What you will do:
Retype the full set of records. Keep every character identical.

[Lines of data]
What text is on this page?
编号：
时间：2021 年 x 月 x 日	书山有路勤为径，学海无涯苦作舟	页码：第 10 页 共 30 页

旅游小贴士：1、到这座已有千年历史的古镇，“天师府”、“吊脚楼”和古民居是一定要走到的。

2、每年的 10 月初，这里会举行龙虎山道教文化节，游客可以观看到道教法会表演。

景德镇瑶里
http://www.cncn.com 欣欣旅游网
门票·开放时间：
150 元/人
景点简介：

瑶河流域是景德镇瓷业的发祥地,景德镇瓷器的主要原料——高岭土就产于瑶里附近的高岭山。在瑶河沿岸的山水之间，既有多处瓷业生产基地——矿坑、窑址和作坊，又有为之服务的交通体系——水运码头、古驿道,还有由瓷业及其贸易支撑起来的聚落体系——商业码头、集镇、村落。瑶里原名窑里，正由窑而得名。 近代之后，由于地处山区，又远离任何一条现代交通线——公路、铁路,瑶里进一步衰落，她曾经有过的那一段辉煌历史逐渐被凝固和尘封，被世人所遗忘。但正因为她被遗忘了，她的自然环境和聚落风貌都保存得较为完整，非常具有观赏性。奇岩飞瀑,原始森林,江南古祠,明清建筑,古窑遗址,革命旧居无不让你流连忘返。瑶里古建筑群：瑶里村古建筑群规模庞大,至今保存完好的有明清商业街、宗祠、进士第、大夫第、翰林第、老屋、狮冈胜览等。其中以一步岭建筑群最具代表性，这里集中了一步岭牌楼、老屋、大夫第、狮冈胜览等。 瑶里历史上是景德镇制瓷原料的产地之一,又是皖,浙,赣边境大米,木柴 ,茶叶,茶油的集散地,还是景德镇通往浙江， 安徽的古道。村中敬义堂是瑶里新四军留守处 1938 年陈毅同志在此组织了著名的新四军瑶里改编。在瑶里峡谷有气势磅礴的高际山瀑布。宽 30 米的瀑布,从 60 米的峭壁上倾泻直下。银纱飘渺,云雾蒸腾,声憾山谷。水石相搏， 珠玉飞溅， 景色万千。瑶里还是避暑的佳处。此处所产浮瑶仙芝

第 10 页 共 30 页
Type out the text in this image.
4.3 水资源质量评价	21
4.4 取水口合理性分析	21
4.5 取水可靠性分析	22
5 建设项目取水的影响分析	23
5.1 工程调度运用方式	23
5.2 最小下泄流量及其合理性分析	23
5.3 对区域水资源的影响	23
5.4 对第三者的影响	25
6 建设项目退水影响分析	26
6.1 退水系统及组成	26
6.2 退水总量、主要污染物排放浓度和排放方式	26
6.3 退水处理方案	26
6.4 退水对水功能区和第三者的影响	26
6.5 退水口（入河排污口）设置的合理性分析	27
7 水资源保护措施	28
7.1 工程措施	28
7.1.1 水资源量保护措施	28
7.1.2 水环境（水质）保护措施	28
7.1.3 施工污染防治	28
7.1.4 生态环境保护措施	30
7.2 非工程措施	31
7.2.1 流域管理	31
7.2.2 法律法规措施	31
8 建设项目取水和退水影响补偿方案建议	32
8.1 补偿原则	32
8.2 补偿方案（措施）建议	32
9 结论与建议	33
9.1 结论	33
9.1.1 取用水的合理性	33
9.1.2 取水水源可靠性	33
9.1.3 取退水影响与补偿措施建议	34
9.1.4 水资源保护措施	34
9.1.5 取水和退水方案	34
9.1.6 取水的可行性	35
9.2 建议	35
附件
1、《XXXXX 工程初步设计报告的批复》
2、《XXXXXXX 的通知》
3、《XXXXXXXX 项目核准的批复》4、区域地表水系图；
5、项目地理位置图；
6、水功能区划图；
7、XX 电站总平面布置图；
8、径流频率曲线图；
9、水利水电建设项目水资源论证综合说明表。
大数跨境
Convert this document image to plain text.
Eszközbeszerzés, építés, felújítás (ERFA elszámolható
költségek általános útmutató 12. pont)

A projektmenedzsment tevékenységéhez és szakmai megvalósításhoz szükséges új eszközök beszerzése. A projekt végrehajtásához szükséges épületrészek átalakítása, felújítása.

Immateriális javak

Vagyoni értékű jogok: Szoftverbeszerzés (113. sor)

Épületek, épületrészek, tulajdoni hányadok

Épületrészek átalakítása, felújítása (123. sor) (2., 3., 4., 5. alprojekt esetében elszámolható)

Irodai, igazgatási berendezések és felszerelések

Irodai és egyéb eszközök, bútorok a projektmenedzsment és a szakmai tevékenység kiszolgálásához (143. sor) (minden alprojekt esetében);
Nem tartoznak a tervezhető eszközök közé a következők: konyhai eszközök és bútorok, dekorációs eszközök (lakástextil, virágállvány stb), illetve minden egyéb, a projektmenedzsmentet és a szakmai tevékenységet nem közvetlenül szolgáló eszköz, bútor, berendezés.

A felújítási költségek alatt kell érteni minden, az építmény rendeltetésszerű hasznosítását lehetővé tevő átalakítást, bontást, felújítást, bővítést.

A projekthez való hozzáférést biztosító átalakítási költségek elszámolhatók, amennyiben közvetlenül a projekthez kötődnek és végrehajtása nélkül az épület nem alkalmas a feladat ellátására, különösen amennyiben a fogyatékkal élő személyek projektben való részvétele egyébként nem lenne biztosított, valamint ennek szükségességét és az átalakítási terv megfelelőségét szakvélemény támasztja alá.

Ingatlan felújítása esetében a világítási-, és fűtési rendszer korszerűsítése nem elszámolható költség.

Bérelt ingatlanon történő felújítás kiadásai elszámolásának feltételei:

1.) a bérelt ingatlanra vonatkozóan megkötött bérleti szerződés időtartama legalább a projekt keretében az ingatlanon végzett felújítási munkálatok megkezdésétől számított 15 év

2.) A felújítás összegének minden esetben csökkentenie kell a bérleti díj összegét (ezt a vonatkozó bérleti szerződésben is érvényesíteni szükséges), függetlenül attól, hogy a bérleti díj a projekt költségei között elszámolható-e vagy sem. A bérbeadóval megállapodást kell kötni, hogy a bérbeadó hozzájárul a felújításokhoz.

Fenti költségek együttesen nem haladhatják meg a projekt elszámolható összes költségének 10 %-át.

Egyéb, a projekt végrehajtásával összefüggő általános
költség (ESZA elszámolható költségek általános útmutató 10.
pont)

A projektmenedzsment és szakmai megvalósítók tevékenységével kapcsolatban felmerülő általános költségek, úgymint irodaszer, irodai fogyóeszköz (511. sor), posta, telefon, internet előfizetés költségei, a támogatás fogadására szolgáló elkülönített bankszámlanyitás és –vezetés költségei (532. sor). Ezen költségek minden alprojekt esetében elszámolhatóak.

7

Result:
What text is on this page?
编号：
时间：2021 年 x 月 x 日	书山有路勤为径，学海无涯苦作舟	页码：第 10 页 共 30 页

旅游小贴士：1、到这座已有千年历史的古镇，“天师府”、“吊脚楼”和古民居是一定要走到的。

2、每年的 10 月初，这里会举行龙虎山道教文化节，游客可以观看到道教法会表演。

景德镇瑶里
http://www.cncn.com 欣欣旅游网
门票·开放时间：
150 元/人
景点简介：

瑶河流域是景德镇瓷业的发祥地,景德镇瓷器的主要原料——高岭土就产于瑶里附近的高岭山。在瑶河沿岸的山水之间，既有多处瓷业生产基地——矿坑、窑址和作坊，又有为之服务的交通体系——水运码头、古驿道,还有由瓷业及其贸易支撑起来的聚落体系——商业码头、集镇、村落。瑶里原名窑里，正由窑而得名。 近代之后，由于地处山区，又远离任何一条现代交通线——公路、铁路,瑶里进一步衰落，她曾经有过的那一段辉煌历史逐渐被凝固和尘封，被世人所遗忘。但正因为她被遗忘了，她的自然环境和聚落风貌都保存得较为完整，非常具有观赏性。奇岩飞瀑,原始森林,江南古祠,明清建筑,古窑遗址,革命旧居无不让你流连忘返。瑶里古建筑群：瑶里村古建筑群规模庞大,至今保存完好的有明清商业街、宗祠、进士第、大夫第、翰林第、老屋、狮冈胜览等。其中以一步岭建筑群最具代表性，这里集中了一步岭牌楼、老屋、大夫第、狮冈胜览等。 瑶里历史上是景德镇制瓷原料的产地之一,又是皖,浙,赣边境大米,木柴 ,茶叶,茶油的集散地,还是景德镇通往浙江， 安徽的古道。村中敬义堂是瑶里新四军留守处 1938 年陈毅同志在此组织了著名的新四军瑶里改编。在瑶里峡谷有气势磅礴的高际山瀑布。宽 30 米的瀑布,从 60 米的峭壁上倾泻直下。银纱飘渺,云雾蒸腾,声憾山谷。水石相搏， 珠玉飞溅， 景色万千。瑶里还是避暑的佳处。此处所产浮瑶仙芝

第 10 页 共 30 页
Type out the text in this image.
4.3 水资源质量评价	21
4.4 取水口合理性分析	21
4.5 取水可靠性分析	22
5 建设项目取水的影响分析	23
5.1 工程调度运用方式	23
5.2 最小下泄流量及其合理性分析	23
5.3 对区域水资源的影响	23
5.4 对第三者的影响	25
6 建设项目退水影响分析	26
6.1 退水系统及组成	26
6.2 退水总量、主要污染物排放浓度和排放方式	26
6.3 退水处理方案	26
6.4 退水对水功能区和第三者的影响	26
6.5 退水口（入河排污口）设置的合理性分析	27
7 水资源保护措施	28
7.1 工程措施	28
7.1.1 水资源量保护措施	28
7.1.2 水环境（水质）保护措施	28
7.1.3 施工污染防治	28
7.1.4 生态环境保护措施	30
7.2 非工程措施	31
7.2.1 流域管理	31
7.2.2 法律法规措施	31
8 建设项目取水和退水影响补偿方案建议	32
8.1 补偿原则	32
8.2 补偿方案（措施）建议	32
9 结论与建议	33
9.1 结论	33
9.1.1 取用水的合理性	33
9.1.2 取水水源可靠性	33
9.1.3 取退水影响与补偿措施建议	34
9.1.4 水资源保护措施	34
9.1.5 取水和退水方案	34
9.1.6 取水的可行性	35
9.2 建议	35
附件
1、《XXXXX 工程初步设计报告的批复》
2、《XXXXXXX 的通知》
3、《XXXXXXXX 项目核准的批复》4、区域地表水系图；
5、项目地理位置图；
6、水功能区划图；
7、XX 电站总平面布置图；
8、径流频率曲线图；
9、水利水电建设项目水资源论证综合说明表。
大数跨境
Convert this document image to plain text.
Eszközbeszerzés, építés, felújítás (ERFA elszámolható
költségek általános útmutató 12. pont)

A projektmenedzsment tevékenységéhez és szakmai megvalósításhoz szükséges új eszközök beszerzése. A projekt végrehajtásához szükséges épületrészek átalakítása, felújítása.

Immateriális javak

Vagyoni értékű jogok: Szoftverbeszerzés (113. sor)

Épületek, épületrészek, tulajdoni hányadok

Épületrészek átalakítása, felújítása (123. sor) (2., 3., 4., 5. alprojekt esetében elszámolható)

Irodai, igazgatási berendezések és felszerelések

Irodai és egyéb eszközök, bútorok a projektmenedzsment és a szakmai tevékenység kiszolgálásához (143. sor) (minden alprojekt esetében);
Nem tartoznak a tervezhető eszközök közé a következők: konyhai eszközök és bútorok, dekorációs eszközök (lakástextil, virágállvány stb), illetve minden egyéb, a projektmenedzsmentet és a szakmai tevékenységet nem közvetlenül szolgáló eszköz, bútor, berendezés.

A felújítási költségek alatt kell érteni minden, az építmény rendeltetésszerű hasznosítását lehetővé tevő átalakítást, bontást, felújítást, bővítést.

A projekthez való hozzáférést biztosító átalakítási költségek elszámolhatók, amennyiben közvetlenül a projekthez kötődnek és végrehajtása nélkül az épület nem alkalmas a feladat ellátására, különösen amennyiben a fogyatékkal élő személyek projektben való részvétele egyébként nem lenne biztosított, valamint ennek szükségességét és az átalakítási terv megfelelőségét szakvélemény támasztja alá.

Ingatlan felújítása esetében a világítási-, és fűtési rendszer korszerűsítése nem elszámolható költség.

Bérelt ingatlanon történő felújítás kiadásai elszámolásának feltételei:

1.) a bérelt ingatlanra vonatkozóan megkötött bérleti szerződés időtartama legalább a projekt keretében az ingatlanon végzett felújítási munkálatok megkezdésétől számított 15 év

2.) A felújítás összegének minden esetben csökkentenie kell a bérleti díj összegét (ezt a vonatkozó bérleti szerződésben is érvényesíteni szükséges), függetlenül attól, hogy a bérleti díj a projekt költségei között elszámolható-e vagy sem. A bérbeadóval megállapodást kell kötni, hogy a bérbeadó hozzájárul a felújításokhoz.

Fenti költségek együttesen nem haladhatják meg a projekt elszámolható összes költségének 10 %-át.

Egyéb, a projekt végrehajtásával összefüggő általános
költség (ESZA elszámolható költségek általános útmutató 10.
pont)

A projektmenedzsment és szakmai megvalósítók tevékenységével kapcsolatban felmerülő általános költségek, úgymint irodaszer, irodai fogyóeszköz (511. sor), posta, telefon, internet előfizetés költségei, a támogatás fogadására szolgáló elkülönített bankszámlanyitás és –vezetés költségei (532. sor). Ezen költségek minden alprojekt esetében elszámolhatóak.

7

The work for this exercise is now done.